REQUIREMENT:
Set the listing down unchanged, minus every embedded image.

SOURCE MATERIAL:
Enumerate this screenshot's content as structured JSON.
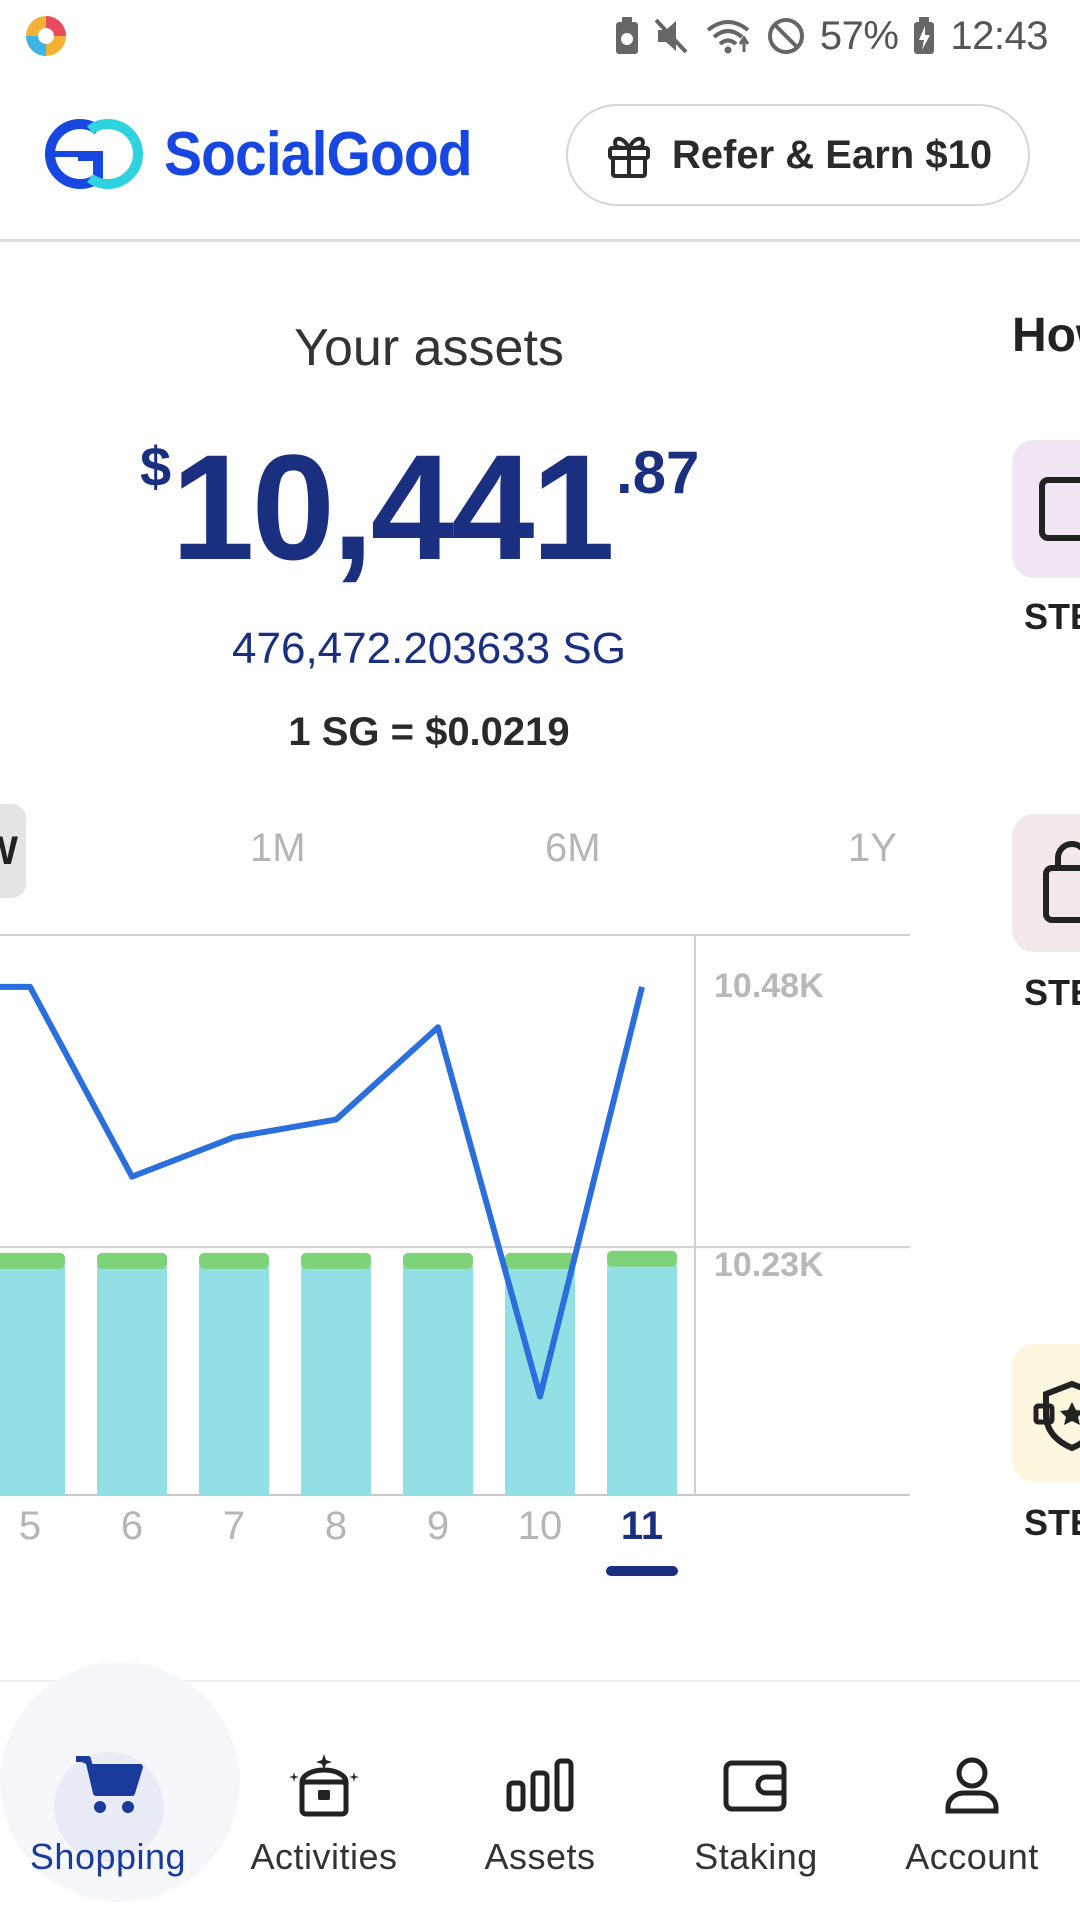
{
  "status": {
    "battery": "57%",
    "time": "12:43"
  },
  "header": {
    "brand": "SocialGood",
    "refer_label": "Refer & Earn $10",
    "brand_color": "#1846e0"
  },
  "assets": {
    "title": "Your assets",
    "currency": "$",
    "amount_main": "10,441",
    "amount_cents": ".87",
    "sg_amount": "476,472.203633 SG",
    "rate": "1 SG = $0.0219"
  },
  "range_tabs": [
    {
      "label": "W",
      "active": true
    },
    {
      "label": "1M",
      "active": false
    },
    {
      "label": "6M",
      "active": false
    },
    {
      "label": "1Y",
      "active": false
    }
  ],
  "right_column": {
    "title": "How",
    "labels": [
      "STE",
      "STE",
      "STE"
    ]
  },
  "chart_data": {
    "type": "bar",
    "categories": [
      "5",
      "6",
      "7",
      "8",
      "9",
      "10",
      "11"
    ],
    "selected_category": "11",
    "y_ticks": [
      "10.48K",
      "10.23K"
    ],
    "series": [
      {
        "type": "bar",
        "values": [
          10210,
          10210,
          10210,
          10210,
          10210,
          10210,
          10212
        ],
        "color": "#93dfe6",
        "cap_color": "#7ed37a"
      },
      {
        "type": "line",
        "values": [
          10480,
          10297,
          10335,
          10352,
          10441,
          10085,
          10480
        ],
        "color": "#2a6fdb"
      }
    ],
    "ylim": [
      9990,
      10530
    ],
    "grid": true
  },
  "bottom_nav": [
    {
      "label": "Shopping",
      "icon": "cart-icon",
      "active": true
    },
    {
      "label": "Activities",
      "icon": "treasure-chest-icon",
      "active": false
    },
    {
      "label": "Assets",
      "icon": "bar-chart-icon",
      "active": false
    },
    {
      "label": "Staking",
      "icon": "wallet-icon",
      "active": false
    },
    {
      "label": "Account",
      "icon": "person-icon",
      "active": false
    }
  ],
  "colors": {
    "primary_dark": "#1a2f80",
    "active_nav": "#1a3b9c",
    "muted": "#b5b5b5"
  }
}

EXERCISE ANSWER:
Enumerate this screenshot's content as structured JSON.
{
  "status": {
    "battery": "57%",
    "time": "12:43"
  },
  "header": {
    "brand": "SocialGood",
    "refer_label": "Refer & Earn $10",
    "brand_color": "#1846e0"
  },
  "assets": {
    "title": "Your assets",
    "currency": "$",
    "amount_main": "10,441",
    "amount_cents": ".87",
    "sg_amount": "476,472.203633 SG",
    "rate": "1 SG = $0.0219"
  },
  "range_tabs": [
    {
      "label": "W",
      "active": true
    },
    {
      "label": "1M",
      "active": false
    },
    {
      "label": "6M",
      "active": false
    },
    {
      "label": "1Y",
      "active": false
    }
  ],
  "right_column": {
    "title": "How",
    "labels": [
      "STE",
      "STE",
      "STE"
    ]
  },
  "chart_data": {
    "type": "bar",
    "categories": [
      "5",
      "6",
      "7",
      "8",
      "9",
      "10",
      "11"
    ],
    "selected_category": "11",
    "y_ticks": [
      "10.48K",
      "10.23K"
    ],
    "series": [
      {
        "type": "bar",
        "values": [
          10210,
          10210,
          10210,
          10210,
          10210,
          10210,
          10212
        ],
        "color": "#93dfe6",
        "cap_color": "#7ed37a"
      },
      {
        "type": "line",
        "values": [
          10480,
          10297,
          10335,
          10352,
          10441,
          10085,
          10480
        ],
        "color": "#2a6fdb"
      }
    ],
    "ylim": [
      9990,
      10530
    ],
    "grid": true
  },
  "bottom_nav": [
    {
      "label": "Shopping",
      "icon": "cart-icon",
      "active": true
    },
    {
      "label": "Activities",
      "icon": "treasure-chest-icon",
      "active": false
    },
    {
      "label": "Assets",
      "icon": "bar-chart-icon",
      "active": false
    },
    {
      "label": "Staking",
      "icon": "wallet-icon",
      "active": false
    },
    {
      "label": "Account",
      "icon": "person-icon",
      "active": false
    }
  ],
  "colors": {
    "primary_dark": "#1a2f80",
    "active_nav": "#1a3b9c",
    "muted": "#b5b5b5"
  }
}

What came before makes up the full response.